======== Texte de la page ========
1. Le socle légal des congés payés

 

Le droit aux congés payés est consacré par le Code du travail à l’article L3141-1. Il s’agit d’un droit d’ordre public, auquel on ne peut déroger qu’en faveur du salarié.

Durée légale

  • 5 semaines par an pour un salarié à temps plein, soit 2,5 jours ouvrables par mois de travail effectif.
  • Les jours ouvrables sont comptés du lundi au samedi (hors dimanche et jours fériés).

Période de référence

  • En principe, la période d’acquisition court du 1er juin de l’année précédente au 31 mai de l’année en cours.
  • Certaines entreprises peuvent appliquer une autre période via accord collectif ou usage.

 

2. Le rôle du CSE dans la fixation et le suivi des congés payés

 

Même si l’employeur fixe les dates des congés, il doit respecter un certain formalisme, notamment en consultant le CSE.
======== Les données ========
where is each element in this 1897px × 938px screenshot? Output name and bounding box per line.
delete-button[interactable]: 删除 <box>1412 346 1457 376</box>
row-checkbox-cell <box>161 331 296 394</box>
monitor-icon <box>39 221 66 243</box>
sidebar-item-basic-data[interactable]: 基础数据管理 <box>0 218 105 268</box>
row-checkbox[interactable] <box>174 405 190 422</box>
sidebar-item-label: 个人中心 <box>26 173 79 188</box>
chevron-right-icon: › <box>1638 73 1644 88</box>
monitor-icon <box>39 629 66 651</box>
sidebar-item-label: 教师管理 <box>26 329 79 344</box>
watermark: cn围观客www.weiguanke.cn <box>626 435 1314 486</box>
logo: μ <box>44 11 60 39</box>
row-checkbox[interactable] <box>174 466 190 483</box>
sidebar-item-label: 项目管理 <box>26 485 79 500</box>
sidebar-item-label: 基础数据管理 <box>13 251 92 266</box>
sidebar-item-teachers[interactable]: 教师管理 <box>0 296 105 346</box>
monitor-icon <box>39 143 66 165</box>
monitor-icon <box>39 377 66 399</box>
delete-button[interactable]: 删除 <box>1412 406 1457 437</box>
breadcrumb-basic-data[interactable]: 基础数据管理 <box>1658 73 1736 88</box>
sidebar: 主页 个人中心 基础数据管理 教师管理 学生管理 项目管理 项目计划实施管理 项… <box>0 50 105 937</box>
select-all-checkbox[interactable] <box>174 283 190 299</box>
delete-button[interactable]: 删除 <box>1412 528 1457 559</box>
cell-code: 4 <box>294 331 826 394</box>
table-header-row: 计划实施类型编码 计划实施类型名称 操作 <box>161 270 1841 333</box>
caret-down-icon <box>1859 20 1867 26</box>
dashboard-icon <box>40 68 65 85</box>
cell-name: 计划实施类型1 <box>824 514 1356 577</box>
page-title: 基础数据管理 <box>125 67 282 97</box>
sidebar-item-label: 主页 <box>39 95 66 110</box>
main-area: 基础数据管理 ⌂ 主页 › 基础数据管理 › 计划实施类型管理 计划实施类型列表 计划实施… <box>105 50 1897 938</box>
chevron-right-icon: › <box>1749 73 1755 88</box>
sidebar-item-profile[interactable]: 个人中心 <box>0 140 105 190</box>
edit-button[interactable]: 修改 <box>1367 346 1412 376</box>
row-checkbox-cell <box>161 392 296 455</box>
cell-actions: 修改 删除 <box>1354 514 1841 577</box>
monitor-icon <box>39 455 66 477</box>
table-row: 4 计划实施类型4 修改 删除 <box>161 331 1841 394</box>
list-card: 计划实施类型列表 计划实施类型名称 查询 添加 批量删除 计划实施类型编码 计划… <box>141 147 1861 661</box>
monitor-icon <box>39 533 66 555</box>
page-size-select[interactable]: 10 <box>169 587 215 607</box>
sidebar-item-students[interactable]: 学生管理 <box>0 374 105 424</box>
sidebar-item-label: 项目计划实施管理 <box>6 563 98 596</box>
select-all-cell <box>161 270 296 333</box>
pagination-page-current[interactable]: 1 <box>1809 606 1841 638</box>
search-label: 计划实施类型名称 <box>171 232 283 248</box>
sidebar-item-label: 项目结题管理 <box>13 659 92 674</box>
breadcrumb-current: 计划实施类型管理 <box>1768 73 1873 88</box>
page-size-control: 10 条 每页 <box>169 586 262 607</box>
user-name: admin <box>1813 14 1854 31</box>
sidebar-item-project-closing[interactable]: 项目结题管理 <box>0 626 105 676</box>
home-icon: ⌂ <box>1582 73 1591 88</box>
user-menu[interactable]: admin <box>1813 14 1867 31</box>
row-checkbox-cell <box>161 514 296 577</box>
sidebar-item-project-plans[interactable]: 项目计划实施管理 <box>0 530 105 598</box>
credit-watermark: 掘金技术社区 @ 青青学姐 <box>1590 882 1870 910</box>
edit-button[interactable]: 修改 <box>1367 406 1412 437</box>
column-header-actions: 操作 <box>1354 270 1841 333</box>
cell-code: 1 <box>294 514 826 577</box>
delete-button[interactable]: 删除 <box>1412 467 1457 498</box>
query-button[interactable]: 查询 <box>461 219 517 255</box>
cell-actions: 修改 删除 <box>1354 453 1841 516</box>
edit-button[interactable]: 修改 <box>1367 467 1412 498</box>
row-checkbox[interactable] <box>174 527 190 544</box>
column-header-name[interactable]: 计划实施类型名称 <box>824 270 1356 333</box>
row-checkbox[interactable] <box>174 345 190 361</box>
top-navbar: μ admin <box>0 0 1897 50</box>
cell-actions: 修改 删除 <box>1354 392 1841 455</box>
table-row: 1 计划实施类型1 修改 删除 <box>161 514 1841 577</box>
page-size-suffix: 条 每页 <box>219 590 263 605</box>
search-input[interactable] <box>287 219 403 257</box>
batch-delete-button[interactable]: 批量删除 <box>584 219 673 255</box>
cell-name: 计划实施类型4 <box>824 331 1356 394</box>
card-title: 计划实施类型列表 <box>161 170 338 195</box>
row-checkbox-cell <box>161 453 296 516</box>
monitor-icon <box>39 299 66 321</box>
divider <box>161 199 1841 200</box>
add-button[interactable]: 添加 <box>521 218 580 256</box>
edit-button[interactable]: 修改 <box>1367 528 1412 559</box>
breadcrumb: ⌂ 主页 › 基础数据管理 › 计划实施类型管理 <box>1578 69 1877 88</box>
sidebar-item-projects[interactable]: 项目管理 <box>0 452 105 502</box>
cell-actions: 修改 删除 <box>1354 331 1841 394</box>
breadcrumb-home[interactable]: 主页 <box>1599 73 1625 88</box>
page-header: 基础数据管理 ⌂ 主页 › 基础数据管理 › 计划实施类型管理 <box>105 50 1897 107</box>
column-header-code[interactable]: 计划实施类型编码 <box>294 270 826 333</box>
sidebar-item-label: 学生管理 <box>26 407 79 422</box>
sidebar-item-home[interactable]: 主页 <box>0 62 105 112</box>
========
Consignes:
#1 Recopiez mot pour mot le passage du texte sur les congés payés qui commence par les mots contenant « 1. Le socle » et se termine par « et jours fériés). ».
#2 D'après le texte sur les congés payés, de quel jour à quel jour compte-t-on les jours ouvrables ?
#3 Dites si chacune de ces affirmations est conforme au texte sur les congés payés, en citant les mots qui tranchent :
(a) Le droit aux congés payés figure à l'article L3141-1 du Code du travail.
(b) Un salarié à temps plein acquiert 3 jours ouvrables par mois de travail effectif.
(c) C'est le CSE qui fixe les dates des congés.

Réponses:
#1
1. Le socle légal des congés payés

 

Le droit aux congés payés est consacré par le Code du travail à l’article L3141-1. Il s’agit d’un droit d’ordre public, auquel on ne peut déroger qu’en faveur du salarié.

Durée légale

  • 5 semaines par an pour un salarié à temps plein, soit 2,5 jours ouvrables par mois de travail effectif.
  • Les jours ouvrables sont comptés du lundi au samedi (hors dimanche et jours fériés).

#2 Du lundi au samedi, hors dimanche et jours fériés.

#3
(a) Oui : « Le droit aux congés payés est consacré par le Code du travail à l’article L3141-1 ».
(b) Non : « soit 2,5 jours ouvrables par mois de travail effectif ».
(c) Non : « l’employeur fixe les dates des congés ».